#### [Record excerpts]
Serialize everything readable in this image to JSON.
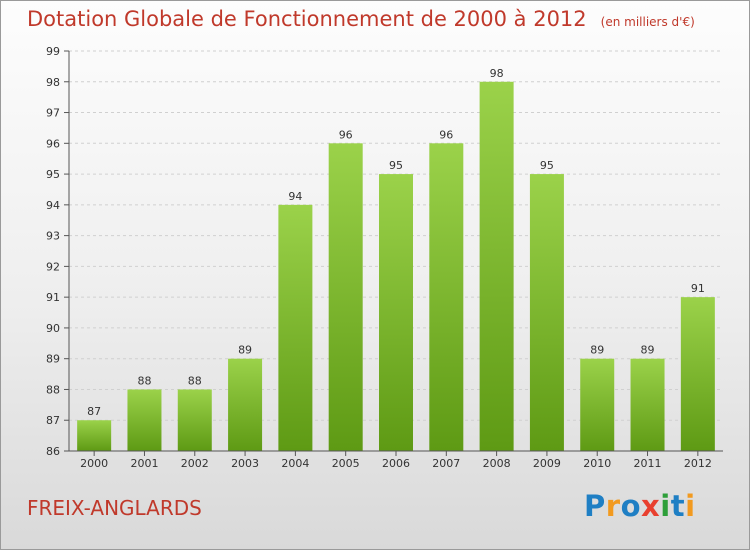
{
  "title": "Dotation Globale de Fonctionnement de 2000 à 2012",
  "subtitle": "(en milliers d'€)",
  "footer": {
    "commune": "FREIX-ANGLARDS",
    "logo_text": "Proxiti"
  },
  "colors": {
    "title": "#c0392b",
    "bar_top": "#9bd24a",
    "bar_bottom": "#5e9a14",
    "grid": "#d0d0d0"
  },
  "chart_data": {
    "type": "bar",
    "categories": [
      "2000",
      "2001",
      "2002",
      "2003",
      "2004",
      "2005",
      "2006",
      "2007",
      "2008",
      "2009",
      "2010",
      "2011",
      "2012"
    ],
    "values": [
      87,
      88,
      88,
      89,
      94,
      96,
      95,
      96,
      98,
      95,
      89,
      89,
      91
    ],
    "ylim": [
      86,
      99
    ],
    "yticks": [
      86,
      87,
      88,
      89,
      90,
      91,
      92,
      93,
      94,
      95,
      96,
      97,
      98,
      99
    ],
    "grid": true,
    "data_labels": true
  }
}
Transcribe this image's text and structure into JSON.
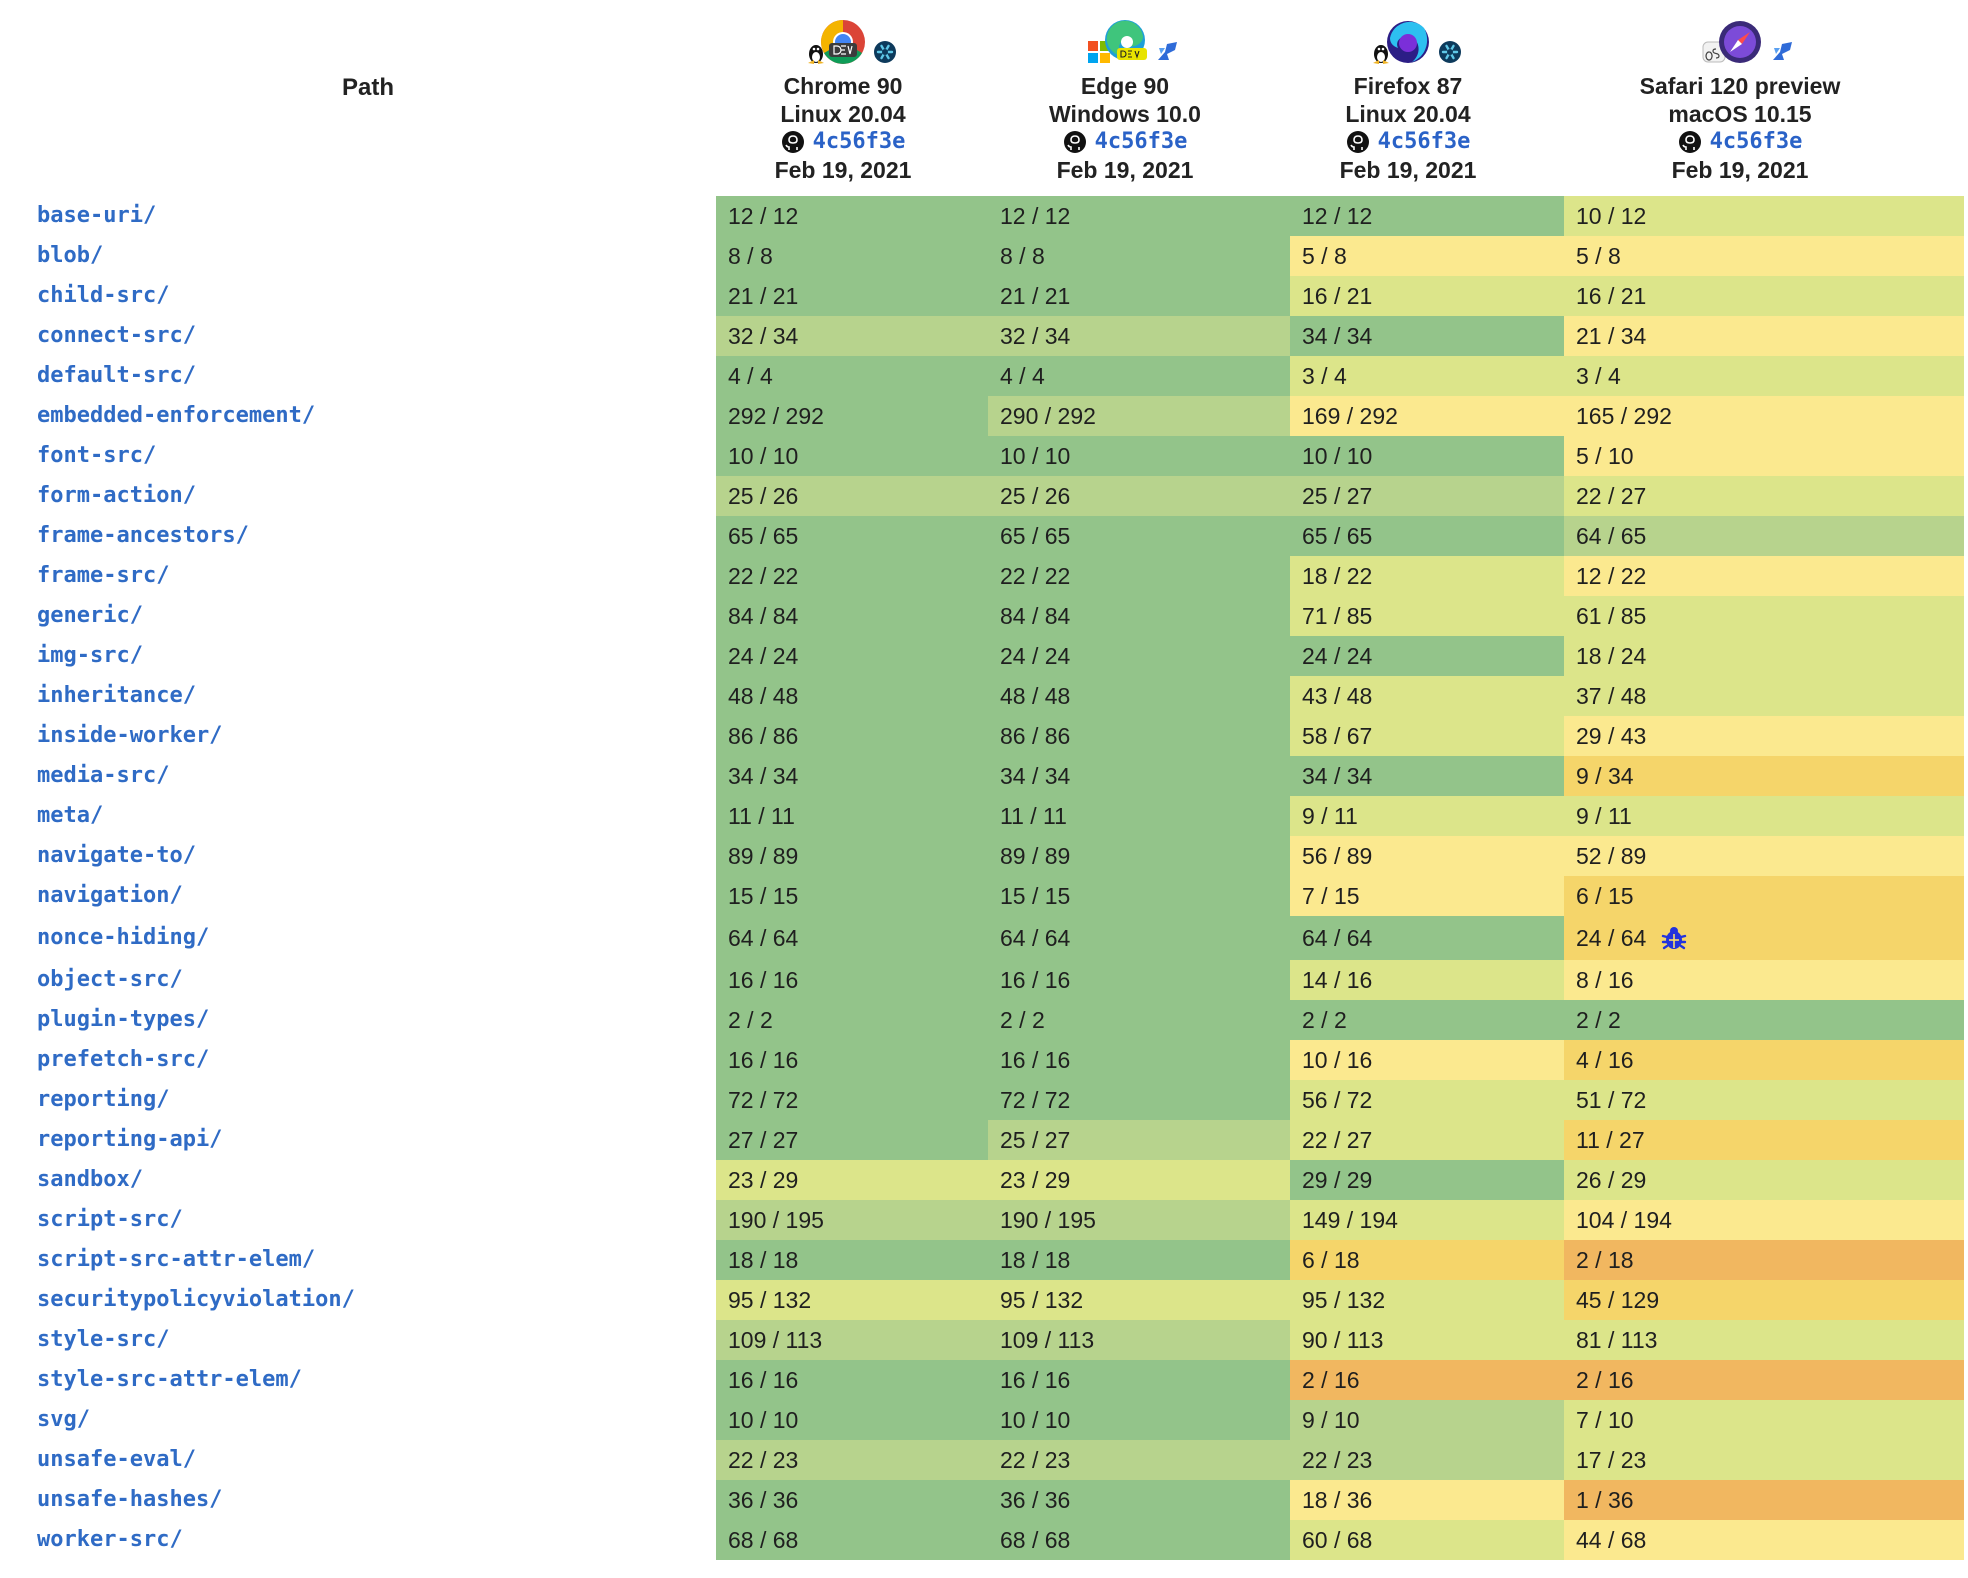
{
  "table": {
    "path_header": "Path",
    "browsers": [
      {
        "name": "Chrome 90",
        "os": "Linux 20.04",
        "commit": "4c56f3e",
        "date": "Feb 19, 2021",
        "icons": [
          "linux-icon",
          "chrome-dev-icon",
          "wpt-icon"
        ]
      },
      {
        "name": "Edge 90",
        "os": "Windows 10.0",
        "commit": "4c56f3e",
        "date": "Feb 19, 2021",
        "icons": [
          "windows-icon",
          "edge-dev-icon",
          "azure-icon"
        ]
      },
      {
        "name": "Firefox 87",
        "os": "Linux 20.04",
        "commit": "4c56f3e",
        "date": "Feb 19, 2021",
        "icons": [
          "linux-icon",
          "firefox-nightly-icon",
          "wpt-icon"
        ]
      },
      {
        "name": "Safari 120 preview",
        "os": "macOS 10.15",
        "commit": "4c56f3e",
        "date": "Feb 19, 2021",
        "icons": [
          "macos-icon",
          "safari-preview-icon",
          "azure-icon"
        ]
      }
    ],
    "rows": [
      {
        "path": "base-uri/",
        "results": [
          "12 / 12",
          "12 / 12",
          "12 / 12",
          "10 / 12"
        ]
      },
      {
        "path": "blob/",
        "results": [
          "8 / 8",
          "8 / 8",
          "5 / 8",
          "5 / 8"
        ]
      },
      {
        "path": "child-src/",
        "results": [
          "21 / 21",
          "21 / 21",
          "16 / 21",
          "16 / 21"
        ]
      },
      {
        "path": "connect-src/",
        "results": [
          "32 / 34",
          "32 / 34",
          "34 / 34",
          "21 / 34"
        ]
      },
      {
        "path": "default-src/",
        "results": [
          "4 / 4",
          "4 / 4",
          "3 / 4",
          "3 / 4"
        ]
      },
      {
        "path": "embedded-enforcement/",
        "results": [
          "292 / 292",
          "290 / 292",
          "169 / 292",
          "165 / 292"
        ]
      },
      {
        "path": "font-src/",
        "results": [
          "10 / 10",
          "10 / 10",
          "10 / 10",
          "5 / 10"
        ]
      },
      {
        "path": "form-action/",
        "results": [
          "25 / 26",
          "25 / 26",
          "25 / 27",
          "22 / 27"
        ]
      },
      {
        "path": "frame-ancestors/",
        "results": [
          "65 / 65",
          "65 / 65",
          "65 / 65",
          "64 / 65"
        ]
      },
      {
        "path": "frame-src/",
        "results": [
          "22 / 22",
          "22 / 22",
          "18 / 22",
          "12 / 22"
        ]
      },
      {
        "path": "generic/",
        "results": [
          "84 / 84",
          "84 / 84",
          "71 / 85",
          "61 / 85"
        ]
      },
      {
        "path": "img-src/",
        "results": [
          "24 / 24",
          "24 / 24",
          "24 / 24",
          "18 / 24"
        ]
      },
      {
        "path": "inheritance/",
        "results": [
          "48 / 48",
          "48 / 48",
          "43 / 48",
          "37 / 48"
        ]
      },
      {
        "path": "inside-worker/",
        "results": [
          "86 / 86",
          "86 / 86",
          "58 / 67",
          "29 / 43"
        ]
      },
      {
        "path": "media-src/",
        "results": [
          "34 / 34",
          "34 / 34",
          "34 / 34",
          "9 / 34"
        ]
      },
      {
        "path": "meta/",
        "results": [
          "11 / 11",
          "11 / 11",
          "9 / 11",
          "9 / 11"
        ]
      },
      {
        "path": "navigate-to/",
        "results": [
          "89 / 89",
          "89 / 89",
          "56 / 89",
          "52 / 89"
        ]
      },
      {
        "path": "navigation/",
        "results": [
          "15 / 15",
          "15 / 15",
          "7 / 15",
          "6 / 15"
        ]
      },
      {
        "path": "nonce-hiding/",
        "results": [
          "64 / 64",
          "64 / 64",
          "64 / 64",
          "24 / 64"
        ],
        "bug": "bug-icon"
      },
      {
        "path": "object-src/",
        "results": [
          "16 / 16",
          "16 / 16",
          "14 / 16",
          "8 / 16"
        ]
      },
      {
        "path": "plugin-types/",
        "results": [
          "2 / 2",
          "2 / 2",
          "2 / 2",
          "2 / 2"
        ]
      },
      {
        "path": "prefetch-src/",
        "results": [
          "16 / 16",
          "16 / 16",
          "10 / 16",
          "4 / 16"
        ]
      },
      {
        "path": "reporting/",
        "results": [
          "72 / 72",
          "72 / 72",
          "56 / 72",
          "51 / 72"
        ]
      },
      {
        "path": "reporting-api/",
        "results": [
          "27 / 27",
          "25 / 27",
          "22 / 27",
          "11 / 27"
        ]
      },
      {
        "path": "sandbox/",
        "results": [
          "23 / 29",
          "23 / 29",
          "29 / 29",
          "26 / 29"
        ]
      },
      {
        "path": "script-src/",
        "results": [
          "190 / 195",
          "190 / 195",
          "149 / 194",
          "104 / 194"
        ]
      },
      {
        "path": "script-src-attr-elem/",
        "results": [
          "18 / 18",
          "18 / 18",
          "6 / 18",
          "2 / 18"
        ]
      },
      {
        "path": "securitypolicyviolation/",
        "results": [
          "95 / 132",
          "95 / 132",
          "95 / 132",
          "45 / 129"
        ]
      },
      {
        "path": "style-src/",
        "results": [
          "109 / 113",
          "109 / 113",
          "90 / 113",
          "81 / 113"
        ]
      },
      {
        "path": "style-src-attr-elem/",
        "results": [
          "16 / 16",
          "16 / 16",
          "2 / 16",
          "2 / 16"
        ]
      },
      {
        "path": "svg/",
        "results": [
          "10 / 10",
          "10 / 10",
          "9 / 10",
          "7 / 10"
        ]
      },
      {
        "path": "unsafe-eval/",
        "results": [
          "22 / 23",
          "22 / 23",
          "22 / 23",
          "17 / 23"
        ]
      },
      {
        "path": "unsafe-hashes/",
        "results": [
          "36 / 36",
          "36 / 36",
          "18 / 36",
          "1 / 36"
        ]
      },
      {
        "path": "worker-src/",
        "results": [
          "68 / 68",
          "68 / 68",
          "60 / 68",
          "44 / 68"
        ]
      }
    ]
  },
  "colors": {
    "link": "#2f6bc5",
    "pass_full": "#93c48a",
    "pass_high": "#b7d38d",
    "pass_mid": "#dce58a",
    "pass_low": "#fbe98f",
    "pass_lower": "#f5d56a",
    "pass_lowest": "#f1b760"
  }
}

#### [Short task]
Using the records given above, list every line that includes the word "elem".

#### [Worked solution]
        "path": "script-src-attr-elem/",
        "path": "style-src-attr-elem/",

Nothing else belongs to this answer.